PROBLEM DETAILS:
State how many lines of the entries below contain the string "chart", treating uppercase and lowercase as distinct, and give only that number.

(Entries excerpted from a collection)
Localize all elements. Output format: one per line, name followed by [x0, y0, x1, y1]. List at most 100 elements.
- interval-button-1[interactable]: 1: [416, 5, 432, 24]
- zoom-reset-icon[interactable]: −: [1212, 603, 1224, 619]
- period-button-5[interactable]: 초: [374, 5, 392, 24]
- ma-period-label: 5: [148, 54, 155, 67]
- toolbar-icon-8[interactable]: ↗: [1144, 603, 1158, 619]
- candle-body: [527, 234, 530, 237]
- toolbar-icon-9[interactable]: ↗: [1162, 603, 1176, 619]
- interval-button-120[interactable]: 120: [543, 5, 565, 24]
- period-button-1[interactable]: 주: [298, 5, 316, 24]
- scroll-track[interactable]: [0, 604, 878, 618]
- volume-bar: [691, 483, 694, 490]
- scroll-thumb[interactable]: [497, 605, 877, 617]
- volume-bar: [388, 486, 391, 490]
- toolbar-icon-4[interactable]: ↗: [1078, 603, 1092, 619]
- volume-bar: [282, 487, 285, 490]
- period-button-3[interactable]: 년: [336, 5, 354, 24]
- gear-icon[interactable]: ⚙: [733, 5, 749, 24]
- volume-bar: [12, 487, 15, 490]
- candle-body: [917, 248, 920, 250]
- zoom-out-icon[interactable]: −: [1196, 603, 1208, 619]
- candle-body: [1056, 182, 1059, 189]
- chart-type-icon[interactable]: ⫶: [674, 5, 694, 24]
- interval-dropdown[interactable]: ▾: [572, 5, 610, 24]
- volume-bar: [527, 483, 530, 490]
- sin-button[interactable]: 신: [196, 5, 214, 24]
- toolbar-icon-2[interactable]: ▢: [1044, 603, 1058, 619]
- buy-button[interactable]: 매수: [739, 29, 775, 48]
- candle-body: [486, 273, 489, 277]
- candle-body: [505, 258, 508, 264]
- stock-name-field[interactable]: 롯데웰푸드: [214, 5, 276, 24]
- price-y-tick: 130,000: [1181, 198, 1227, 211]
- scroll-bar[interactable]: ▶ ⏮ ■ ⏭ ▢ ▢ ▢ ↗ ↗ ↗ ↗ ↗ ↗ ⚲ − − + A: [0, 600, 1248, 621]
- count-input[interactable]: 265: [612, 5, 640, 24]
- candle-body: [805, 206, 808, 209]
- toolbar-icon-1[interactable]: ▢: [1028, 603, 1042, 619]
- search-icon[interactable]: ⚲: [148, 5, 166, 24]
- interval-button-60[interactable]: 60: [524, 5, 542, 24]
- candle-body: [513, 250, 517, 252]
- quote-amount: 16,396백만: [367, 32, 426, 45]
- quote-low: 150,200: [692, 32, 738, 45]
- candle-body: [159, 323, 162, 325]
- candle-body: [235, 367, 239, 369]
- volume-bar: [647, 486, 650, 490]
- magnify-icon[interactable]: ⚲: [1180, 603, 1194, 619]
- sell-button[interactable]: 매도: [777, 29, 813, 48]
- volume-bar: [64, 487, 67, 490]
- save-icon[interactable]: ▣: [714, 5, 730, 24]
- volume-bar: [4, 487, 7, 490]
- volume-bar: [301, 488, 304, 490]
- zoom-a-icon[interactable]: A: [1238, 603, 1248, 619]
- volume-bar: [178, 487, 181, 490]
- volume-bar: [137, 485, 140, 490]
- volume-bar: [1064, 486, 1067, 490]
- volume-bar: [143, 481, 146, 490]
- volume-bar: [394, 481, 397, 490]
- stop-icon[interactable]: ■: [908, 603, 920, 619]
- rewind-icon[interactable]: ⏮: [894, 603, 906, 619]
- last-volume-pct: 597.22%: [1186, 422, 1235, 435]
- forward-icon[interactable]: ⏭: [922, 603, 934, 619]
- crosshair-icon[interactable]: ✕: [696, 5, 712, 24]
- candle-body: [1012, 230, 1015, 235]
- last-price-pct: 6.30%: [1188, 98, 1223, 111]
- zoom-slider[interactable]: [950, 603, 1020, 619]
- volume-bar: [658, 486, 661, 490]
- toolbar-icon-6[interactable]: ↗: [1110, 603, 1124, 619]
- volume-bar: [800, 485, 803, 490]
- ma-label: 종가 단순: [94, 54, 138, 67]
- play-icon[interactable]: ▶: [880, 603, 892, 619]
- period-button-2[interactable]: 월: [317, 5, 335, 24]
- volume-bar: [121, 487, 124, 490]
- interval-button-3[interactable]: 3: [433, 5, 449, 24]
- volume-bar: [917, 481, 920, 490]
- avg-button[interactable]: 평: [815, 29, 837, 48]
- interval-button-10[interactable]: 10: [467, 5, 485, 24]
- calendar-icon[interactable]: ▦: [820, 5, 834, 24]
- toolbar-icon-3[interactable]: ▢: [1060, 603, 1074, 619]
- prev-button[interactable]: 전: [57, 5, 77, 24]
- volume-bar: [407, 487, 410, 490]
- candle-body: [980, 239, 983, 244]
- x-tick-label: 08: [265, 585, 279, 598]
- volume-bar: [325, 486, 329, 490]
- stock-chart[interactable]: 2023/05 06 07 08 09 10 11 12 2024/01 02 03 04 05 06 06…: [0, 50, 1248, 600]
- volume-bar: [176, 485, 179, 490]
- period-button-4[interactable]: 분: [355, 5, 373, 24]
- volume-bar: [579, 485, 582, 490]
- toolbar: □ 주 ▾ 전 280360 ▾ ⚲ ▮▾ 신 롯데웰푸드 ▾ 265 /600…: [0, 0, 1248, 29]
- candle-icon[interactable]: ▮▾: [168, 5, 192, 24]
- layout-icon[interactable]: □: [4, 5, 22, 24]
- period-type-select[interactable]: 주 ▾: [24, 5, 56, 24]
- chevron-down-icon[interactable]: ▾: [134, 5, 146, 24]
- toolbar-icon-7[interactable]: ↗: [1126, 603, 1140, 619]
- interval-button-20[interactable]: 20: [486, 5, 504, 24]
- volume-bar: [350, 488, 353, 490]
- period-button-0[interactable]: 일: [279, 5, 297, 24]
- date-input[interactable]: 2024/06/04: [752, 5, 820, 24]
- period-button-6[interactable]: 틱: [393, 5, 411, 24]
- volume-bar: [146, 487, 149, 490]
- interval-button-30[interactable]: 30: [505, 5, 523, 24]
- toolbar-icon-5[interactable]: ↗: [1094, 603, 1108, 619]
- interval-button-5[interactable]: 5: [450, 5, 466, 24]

TASK SOLUTION:
2